(AIM OF THE EXERCISE)
Go through the records and show each line where the word "title" occurs.

(DATASET CONTENT)
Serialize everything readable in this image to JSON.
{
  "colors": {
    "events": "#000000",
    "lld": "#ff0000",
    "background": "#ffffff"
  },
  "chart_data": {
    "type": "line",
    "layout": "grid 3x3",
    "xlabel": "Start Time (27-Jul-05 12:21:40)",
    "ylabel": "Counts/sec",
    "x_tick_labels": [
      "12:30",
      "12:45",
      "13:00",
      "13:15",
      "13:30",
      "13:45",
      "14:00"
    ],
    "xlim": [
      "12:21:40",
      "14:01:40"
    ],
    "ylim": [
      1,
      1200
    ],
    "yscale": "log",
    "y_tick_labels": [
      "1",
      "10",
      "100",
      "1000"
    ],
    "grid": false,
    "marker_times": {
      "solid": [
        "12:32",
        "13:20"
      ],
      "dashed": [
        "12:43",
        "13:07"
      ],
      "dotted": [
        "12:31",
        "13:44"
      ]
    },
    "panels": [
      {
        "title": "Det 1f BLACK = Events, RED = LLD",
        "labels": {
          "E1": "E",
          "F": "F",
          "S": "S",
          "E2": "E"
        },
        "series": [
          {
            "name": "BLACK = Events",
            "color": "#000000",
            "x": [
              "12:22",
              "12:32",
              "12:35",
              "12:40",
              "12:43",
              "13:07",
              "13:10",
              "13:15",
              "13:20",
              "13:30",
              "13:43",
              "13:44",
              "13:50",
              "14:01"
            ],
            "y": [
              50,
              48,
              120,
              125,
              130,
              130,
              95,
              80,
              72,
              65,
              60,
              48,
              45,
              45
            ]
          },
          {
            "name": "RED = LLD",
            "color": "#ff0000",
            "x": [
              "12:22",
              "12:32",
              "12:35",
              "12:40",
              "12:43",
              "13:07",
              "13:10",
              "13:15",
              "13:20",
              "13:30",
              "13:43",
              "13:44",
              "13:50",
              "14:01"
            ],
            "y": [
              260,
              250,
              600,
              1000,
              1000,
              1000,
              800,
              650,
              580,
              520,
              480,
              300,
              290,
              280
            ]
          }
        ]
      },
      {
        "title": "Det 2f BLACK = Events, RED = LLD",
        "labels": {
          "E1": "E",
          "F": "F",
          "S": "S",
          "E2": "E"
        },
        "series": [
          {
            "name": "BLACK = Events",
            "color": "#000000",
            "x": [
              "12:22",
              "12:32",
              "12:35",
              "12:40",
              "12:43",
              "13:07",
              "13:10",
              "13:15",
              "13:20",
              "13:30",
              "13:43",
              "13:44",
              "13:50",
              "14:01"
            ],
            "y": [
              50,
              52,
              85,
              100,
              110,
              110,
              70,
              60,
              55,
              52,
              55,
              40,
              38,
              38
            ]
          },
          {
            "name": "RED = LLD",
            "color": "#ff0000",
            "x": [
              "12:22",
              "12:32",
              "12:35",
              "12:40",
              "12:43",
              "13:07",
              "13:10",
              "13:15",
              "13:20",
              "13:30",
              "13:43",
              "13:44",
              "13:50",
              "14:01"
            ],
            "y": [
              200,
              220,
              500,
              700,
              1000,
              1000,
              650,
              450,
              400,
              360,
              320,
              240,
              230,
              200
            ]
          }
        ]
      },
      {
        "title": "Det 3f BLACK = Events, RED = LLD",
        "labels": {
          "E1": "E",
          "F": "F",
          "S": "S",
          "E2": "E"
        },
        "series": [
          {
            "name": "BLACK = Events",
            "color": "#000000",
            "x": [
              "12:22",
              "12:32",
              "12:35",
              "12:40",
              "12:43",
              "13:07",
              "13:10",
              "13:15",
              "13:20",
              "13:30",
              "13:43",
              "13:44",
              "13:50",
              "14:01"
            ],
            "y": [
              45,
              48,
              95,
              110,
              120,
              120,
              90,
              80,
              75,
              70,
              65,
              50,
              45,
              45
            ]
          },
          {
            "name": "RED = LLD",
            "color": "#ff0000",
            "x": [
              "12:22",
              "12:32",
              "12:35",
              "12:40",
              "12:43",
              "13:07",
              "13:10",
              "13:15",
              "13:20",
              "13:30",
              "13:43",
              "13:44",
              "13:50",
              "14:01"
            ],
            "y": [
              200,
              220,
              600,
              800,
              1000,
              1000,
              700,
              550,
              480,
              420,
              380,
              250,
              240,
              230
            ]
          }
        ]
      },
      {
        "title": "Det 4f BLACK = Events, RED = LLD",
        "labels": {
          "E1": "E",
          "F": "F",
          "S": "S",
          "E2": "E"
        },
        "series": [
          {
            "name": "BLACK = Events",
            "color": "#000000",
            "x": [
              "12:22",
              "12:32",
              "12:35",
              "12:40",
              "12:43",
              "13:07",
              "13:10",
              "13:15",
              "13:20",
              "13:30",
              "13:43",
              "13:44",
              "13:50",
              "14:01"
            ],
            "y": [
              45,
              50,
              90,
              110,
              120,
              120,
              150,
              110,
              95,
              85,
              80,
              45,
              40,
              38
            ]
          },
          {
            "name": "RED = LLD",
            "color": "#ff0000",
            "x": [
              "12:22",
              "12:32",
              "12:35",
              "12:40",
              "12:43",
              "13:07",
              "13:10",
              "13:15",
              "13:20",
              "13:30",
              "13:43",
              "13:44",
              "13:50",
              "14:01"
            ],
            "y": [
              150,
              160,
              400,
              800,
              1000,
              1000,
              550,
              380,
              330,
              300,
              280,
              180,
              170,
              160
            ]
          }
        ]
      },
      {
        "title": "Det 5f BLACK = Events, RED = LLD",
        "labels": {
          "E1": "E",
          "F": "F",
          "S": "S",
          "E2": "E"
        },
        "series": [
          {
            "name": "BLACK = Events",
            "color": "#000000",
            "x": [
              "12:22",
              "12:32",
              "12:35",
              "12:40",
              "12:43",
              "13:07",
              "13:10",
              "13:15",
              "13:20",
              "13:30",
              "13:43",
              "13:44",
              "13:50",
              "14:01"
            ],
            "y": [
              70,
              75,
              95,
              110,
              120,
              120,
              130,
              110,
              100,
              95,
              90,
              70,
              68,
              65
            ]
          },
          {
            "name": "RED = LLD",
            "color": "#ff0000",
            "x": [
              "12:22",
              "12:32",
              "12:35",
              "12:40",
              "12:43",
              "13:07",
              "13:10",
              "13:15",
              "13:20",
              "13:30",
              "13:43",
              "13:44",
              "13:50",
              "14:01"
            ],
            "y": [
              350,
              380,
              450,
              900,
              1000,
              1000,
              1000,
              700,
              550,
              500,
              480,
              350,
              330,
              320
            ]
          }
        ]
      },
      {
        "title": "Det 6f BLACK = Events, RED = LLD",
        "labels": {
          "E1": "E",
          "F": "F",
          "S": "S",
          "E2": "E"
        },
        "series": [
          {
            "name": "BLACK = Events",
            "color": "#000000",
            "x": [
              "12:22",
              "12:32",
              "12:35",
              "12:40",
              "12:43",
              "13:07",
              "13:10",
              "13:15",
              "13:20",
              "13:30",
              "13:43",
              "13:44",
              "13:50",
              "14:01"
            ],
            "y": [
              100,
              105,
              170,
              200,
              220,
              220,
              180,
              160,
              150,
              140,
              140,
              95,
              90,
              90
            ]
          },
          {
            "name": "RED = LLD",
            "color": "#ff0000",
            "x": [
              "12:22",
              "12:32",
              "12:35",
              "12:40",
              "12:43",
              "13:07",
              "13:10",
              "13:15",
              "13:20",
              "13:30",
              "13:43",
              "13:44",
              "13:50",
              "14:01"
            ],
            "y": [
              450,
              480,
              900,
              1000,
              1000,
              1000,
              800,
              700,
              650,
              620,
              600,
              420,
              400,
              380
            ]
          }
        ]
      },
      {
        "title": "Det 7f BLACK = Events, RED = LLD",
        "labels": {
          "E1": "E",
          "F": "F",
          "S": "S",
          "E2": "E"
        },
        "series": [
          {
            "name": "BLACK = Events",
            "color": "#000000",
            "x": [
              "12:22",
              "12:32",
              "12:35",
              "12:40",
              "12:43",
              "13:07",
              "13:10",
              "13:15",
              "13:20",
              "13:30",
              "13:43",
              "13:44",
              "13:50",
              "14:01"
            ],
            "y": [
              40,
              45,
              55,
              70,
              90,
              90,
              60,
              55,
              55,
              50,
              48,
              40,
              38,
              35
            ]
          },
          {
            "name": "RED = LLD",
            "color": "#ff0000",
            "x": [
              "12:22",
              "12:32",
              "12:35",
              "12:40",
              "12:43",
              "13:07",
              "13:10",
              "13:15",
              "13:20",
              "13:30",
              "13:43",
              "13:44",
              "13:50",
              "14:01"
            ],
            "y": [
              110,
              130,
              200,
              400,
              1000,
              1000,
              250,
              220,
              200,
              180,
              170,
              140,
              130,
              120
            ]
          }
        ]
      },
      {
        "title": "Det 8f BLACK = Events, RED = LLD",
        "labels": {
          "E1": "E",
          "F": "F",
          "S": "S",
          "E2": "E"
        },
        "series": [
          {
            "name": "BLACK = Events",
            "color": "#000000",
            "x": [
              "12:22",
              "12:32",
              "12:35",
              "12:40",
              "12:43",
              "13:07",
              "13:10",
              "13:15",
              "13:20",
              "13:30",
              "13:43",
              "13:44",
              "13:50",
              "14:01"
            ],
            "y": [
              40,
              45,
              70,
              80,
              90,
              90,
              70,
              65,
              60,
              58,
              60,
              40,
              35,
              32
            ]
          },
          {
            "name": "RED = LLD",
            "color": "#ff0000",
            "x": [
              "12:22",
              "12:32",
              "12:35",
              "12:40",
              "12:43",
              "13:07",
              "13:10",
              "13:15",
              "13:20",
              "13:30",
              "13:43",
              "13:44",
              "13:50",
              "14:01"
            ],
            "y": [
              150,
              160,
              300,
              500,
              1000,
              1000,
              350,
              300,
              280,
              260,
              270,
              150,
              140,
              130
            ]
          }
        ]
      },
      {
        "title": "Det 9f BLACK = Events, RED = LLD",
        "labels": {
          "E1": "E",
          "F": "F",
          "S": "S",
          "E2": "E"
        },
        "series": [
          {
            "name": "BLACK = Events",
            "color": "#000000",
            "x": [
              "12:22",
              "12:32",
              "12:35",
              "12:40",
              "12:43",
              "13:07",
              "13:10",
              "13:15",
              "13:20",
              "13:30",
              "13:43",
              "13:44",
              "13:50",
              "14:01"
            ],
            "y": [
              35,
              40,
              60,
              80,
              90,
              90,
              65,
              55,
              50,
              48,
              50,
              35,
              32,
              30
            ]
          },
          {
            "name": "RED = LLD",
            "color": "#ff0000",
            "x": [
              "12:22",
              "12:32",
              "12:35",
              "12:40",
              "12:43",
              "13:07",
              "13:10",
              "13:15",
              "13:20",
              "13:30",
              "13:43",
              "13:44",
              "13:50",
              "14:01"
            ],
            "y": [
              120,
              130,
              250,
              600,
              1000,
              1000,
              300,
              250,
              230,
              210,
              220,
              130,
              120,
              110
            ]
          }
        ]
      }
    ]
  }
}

(ANSWER TO THE EXERCISE)
        "title": "Det 1f BLACK = Events, RED = LLD",
        "title": "Det 2f BLACK = Events, RED = LLD",
        "title": "Det 3f BLACK = Events, RED = LLD",
        "title": "Det 4f BLACK = Events, RED = LLD",
        "title": "Det 5f BLACK = Events, RED = LLD",
        "title": "Det 6f BLACK = Events, RED = LLD",
        "title": "Det 7f BLACK = Events, RED = LLD",
        "title": "Det 8f BLACK = Events, RED = LLD",
        "title": "Det 9f BLACK = Events, RED = LLD",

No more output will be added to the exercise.